_Required work_
Every line that includes the word "price" is to be listed.

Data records
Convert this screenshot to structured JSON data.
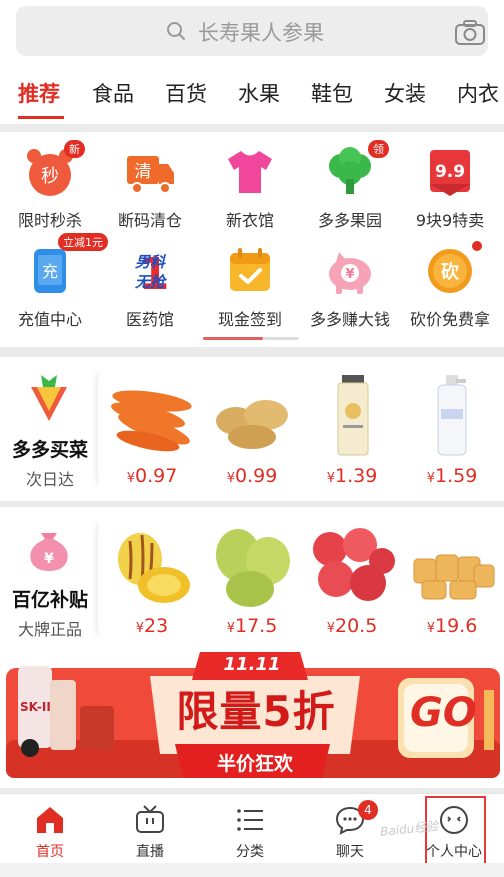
{
  "search": {
    "placeholder": "长寿果人参果"
  },
  "tabs": [
    "推荐",
    "食品",
    "百货",
    "水果",
    "鞋包",
    "女装",
    "内衣"
  ],
  "grid": [
    {
      "label": "限时秒杀",
      "badge": "新",
      "icon_text": "秒",
      "icon": "stopwatch-icon"
    },
    {
      "label": "断码清仓",
      "icon_text": "清",
      "icon": "truck-icon"
    },
    {
      "label": "新衣馆",
      "icon": "tshirt-icon"
    },
    {
      "label": "多多果园",
      "badge": "领",
      "icon": "tree-icon"
    },
    {
      "label": "9块9特卖",
      "icon_text": "9.9",
      "icon": "price-tag-icon"
    },
    {
      "label": "充值中心",
      "badge": "立减1元",
      "icon_text": "充",
      "icon": "phone-recharge-icon"
    },
    {
      "label": "医药馆",
      "icon_text": "男科 无抢",
      "icon": "medicine-icon"
    },
    {
      "label": "现金签到",
      "icon": "calendar-check-icon"
    },
    {
      "label": "多多赚大钱",
      "icon_text": "¥",
      "icon": "piggy-bank-icon"
    },
    {
      "label": "砍价免费拿",
      "icon_text": "砍",
      "icon": "bargain-coin-icon"
    }
  ],
  "rows": [
    {
      "title": "多多买菜",
      "subtitle": "次日达",
      "logo": "carrot-bag-icon",
      "products": [
        {
          "name": "carrots",
          "price": "0.97"
        },
        {
          "name": "potatoes",
          "price": "0.99"
        },
        {
          "name": "cream-tube",
          "price": "1.39"
        },
        {
          "name": "spray-bottle",
          "price": "1.59"
        }
      ]
    },
    {
      "title": "百亿补贴",
      "subtitle": "大牌正品",
      "logo": "money-bag-icon",
      "logo_text": "¥",
      "products": [
        {
          "name": "pepino-melon",
          "price": "23"
        },
        {
          "name": "pears",
          "price": "17.5"
        },
        {
          "name": "apples",
          "price": "20.5"
        },
        {
          "name": "pastries",
          "price": "19.6"
        }
      ]
    }
  ],
  "currency": "¥",
  "banner": {
    "date": "11.11",
    "title": "限量5折",
    "subtitle": "半价狂欢",
    "cta": "GO",
    "brand": "SK-II"
  },
  "nav": [
    {
      "label": "首页",
      "icon": "home-icon",
      "active": true
    },
    {
      "label": "直播",
      "icon": "tv-icon"
    },
    {
      "label": "分类",
      "icon": "list-icon"
    },
    {
      "label": "聊天",
      "icon": "chat-icon",
      "badge": "4"
    },
    {
      "label": "个人中心",
      "icon": "profile-icon"
    }
  ],
  "watermark": "Baidu经验",
  "colors": {
    "accent": "#e02e24",
    "background": "#ebebeb"
  }
}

_Written solution_
      "icon": "price-tag-icon"
          "price": "0.97"
          "price": "0.99"
          "price": "1.39"
          "price": "1.59"
          "price": "23"
          "price": "17.5"
          "price": "20.5"
          "price": "19.6"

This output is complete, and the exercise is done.